**Collected data:**
============================================================

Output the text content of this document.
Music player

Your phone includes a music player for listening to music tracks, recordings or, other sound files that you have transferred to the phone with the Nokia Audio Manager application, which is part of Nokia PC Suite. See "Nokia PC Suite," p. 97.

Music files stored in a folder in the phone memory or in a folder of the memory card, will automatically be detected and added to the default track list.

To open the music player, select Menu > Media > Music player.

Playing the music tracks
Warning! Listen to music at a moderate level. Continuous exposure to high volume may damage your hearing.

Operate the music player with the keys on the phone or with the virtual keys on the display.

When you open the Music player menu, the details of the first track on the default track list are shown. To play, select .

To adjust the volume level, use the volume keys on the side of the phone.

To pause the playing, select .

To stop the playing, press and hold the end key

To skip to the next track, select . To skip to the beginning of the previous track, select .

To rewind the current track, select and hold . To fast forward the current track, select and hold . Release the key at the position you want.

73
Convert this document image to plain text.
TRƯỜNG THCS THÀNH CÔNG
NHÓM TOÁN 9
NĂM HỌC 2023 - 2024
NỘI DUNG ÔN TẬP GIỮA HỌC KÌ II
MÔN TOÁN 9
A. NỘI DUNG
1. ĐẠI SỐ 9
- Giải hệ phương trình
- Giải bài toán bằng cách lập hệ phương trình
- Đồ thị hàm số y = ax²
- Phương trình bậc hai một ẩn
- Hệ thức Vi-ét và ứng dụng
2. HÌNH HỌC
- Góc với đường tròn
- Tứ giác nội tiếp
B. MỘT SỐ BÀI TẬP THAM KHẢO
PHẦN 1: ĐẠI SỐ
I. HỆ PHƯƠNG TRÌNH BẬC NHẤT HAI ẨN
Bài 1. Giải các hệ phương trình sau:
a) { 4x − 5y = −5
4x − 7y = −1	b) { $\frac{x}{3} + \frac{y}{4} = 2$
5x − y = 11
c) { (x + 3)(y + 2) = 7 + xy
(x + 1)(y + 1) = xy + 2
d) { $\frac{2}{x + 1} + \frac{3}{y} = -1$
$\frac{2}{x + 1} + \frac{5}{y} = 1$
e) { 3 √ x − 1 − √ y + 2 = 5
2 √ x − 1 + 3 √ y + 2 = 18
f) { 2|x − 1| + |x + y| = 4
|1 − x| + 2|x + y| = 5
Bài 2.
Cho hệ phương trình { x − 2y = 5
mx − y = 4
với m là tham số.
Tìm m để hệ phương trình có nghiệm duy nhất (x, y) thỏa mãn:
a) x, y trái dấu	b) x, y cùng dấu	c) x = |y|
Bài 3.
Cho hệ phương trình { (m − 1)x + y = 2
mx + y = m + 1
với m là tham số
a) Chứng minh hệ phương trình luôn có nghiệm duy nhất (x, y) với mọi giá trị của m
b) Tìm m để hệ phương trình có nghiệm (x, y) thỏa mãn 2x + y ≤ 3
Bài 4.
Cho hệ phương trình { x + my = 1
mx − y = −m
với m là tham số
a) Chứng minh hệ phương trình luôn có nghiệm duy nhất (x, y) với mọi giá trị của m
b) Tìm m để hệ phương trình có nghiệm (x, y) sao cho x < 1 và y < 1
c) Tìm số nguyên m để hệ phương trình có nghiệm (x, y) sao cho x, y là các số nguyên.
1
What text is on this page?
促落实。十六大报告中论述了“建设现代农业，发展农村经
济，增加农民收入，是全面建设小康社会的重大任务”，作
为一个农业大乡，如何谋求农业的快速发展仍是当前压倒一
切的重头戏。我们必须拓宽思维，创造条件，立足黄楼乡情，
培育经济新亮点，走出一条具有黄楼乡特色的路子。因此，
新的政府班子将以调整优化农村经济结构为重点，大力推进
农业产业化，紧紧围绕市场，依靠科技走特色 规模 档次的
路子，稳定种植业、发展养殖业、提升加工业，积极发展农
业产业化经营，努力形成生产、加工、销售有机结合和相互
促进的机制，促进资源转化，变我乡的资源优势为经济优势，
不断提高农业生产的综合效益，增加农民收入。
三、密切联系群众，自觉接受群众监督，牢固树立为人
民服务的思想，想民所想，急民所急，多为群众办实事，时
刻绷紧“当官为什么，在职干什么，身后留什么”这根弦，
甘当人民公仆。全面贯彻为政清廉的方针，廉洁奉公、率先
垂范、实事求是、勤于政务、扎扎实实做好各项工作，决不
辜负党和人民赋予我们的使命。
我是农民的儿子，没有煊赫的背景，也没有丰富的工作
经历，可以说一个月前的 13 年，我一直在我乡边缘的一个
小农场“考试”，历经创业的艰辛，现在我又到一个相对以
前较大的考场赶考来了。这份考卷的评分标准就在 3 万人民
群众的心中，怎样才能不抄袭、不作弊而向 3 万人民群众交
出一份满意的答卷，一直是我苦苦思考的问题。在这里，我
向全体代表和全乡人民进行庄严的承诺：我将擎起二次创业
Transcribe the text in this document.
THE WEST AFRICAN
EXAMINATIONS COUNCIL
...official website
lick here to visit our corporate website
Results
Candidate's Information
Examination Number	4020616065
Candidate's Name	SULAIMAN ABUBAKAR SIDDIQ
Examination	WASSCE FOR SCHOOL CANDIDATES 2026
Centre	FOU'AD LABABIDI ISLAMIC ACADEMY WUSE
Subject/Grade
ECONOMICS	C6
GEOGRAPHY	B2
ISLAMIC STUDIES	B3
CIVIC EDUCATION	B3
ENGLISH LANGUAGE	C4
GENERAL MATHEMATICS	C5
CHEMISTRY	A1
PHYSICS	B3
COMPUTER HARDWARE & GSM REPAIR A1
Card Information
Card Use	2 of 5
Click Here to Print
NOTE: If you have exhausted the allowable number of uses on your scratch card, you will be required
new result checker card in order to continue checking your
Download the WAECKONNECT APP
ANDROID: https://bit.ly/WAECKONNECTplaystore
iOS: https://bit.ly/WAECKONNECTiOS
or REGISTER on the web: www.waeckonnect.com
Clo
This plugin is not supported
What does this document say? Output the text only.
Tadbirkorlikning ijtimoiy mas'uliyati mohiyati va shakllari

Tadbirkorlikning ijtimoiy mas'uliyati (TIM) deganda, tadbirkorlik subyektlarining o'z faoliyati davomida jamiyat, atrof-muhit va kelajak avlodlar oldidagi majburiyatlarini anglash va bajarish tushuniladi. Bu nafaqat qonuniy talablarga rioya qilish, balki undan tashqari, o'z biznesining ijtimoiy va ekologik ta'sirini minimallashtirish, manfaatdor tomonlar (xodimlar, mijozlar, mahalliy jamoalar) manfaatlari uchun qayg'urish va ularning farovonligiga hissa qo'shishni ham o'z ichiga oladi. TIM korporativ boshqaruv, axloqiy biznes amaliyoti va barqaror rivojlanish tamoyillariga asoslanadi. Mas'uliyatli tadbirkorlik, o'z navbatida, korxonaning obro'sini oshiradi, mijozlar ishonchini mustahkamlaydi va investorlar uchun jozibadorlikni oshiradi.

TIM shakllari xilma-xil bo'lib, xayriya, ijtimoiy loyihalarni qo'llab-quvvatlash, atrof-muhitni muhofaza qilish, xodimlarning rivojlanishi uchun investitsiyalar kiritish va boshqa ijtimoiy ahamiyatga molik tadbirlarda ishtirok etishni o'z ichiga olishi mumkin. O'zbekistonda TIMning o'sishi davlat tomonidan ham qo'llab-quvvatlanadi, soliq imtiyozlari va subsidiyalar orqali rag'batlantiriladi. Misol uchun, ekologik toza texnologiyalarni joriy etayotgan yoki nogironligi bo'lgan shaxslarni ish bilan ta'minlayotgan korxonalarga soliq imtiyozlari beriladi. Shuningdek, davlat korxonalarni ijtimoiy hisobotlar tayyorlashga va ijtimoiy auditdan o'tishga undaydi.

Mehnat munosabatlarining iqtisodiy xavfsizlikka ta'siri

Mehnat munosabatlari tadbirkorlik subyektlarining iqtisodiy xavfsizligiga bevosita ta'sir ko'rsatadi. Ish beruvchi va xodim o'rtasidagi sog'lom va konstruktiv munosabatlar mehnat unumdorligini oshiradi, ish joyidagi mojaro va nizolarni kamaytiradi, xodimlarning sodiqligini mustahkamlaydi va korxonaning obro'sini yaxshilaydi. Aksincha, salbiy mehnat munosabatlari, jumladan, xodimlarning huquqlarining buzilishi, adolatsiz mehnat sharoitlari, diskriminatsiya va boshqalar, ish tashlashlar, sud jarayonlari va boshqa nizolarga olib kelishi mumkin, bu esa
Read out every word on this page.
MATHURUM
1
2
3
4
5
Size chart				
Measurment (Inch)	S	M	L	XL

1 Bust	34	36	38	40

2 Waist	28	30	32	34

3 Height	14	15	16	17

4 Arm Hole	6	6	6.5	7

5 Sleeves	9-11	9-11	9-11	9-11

============================================================

**WHAT YOU ARE ASKED TO DO:**
Give only the number of lines in the entries above that contain the string "Mehnat".

**RESULT OF THE TASK:**
2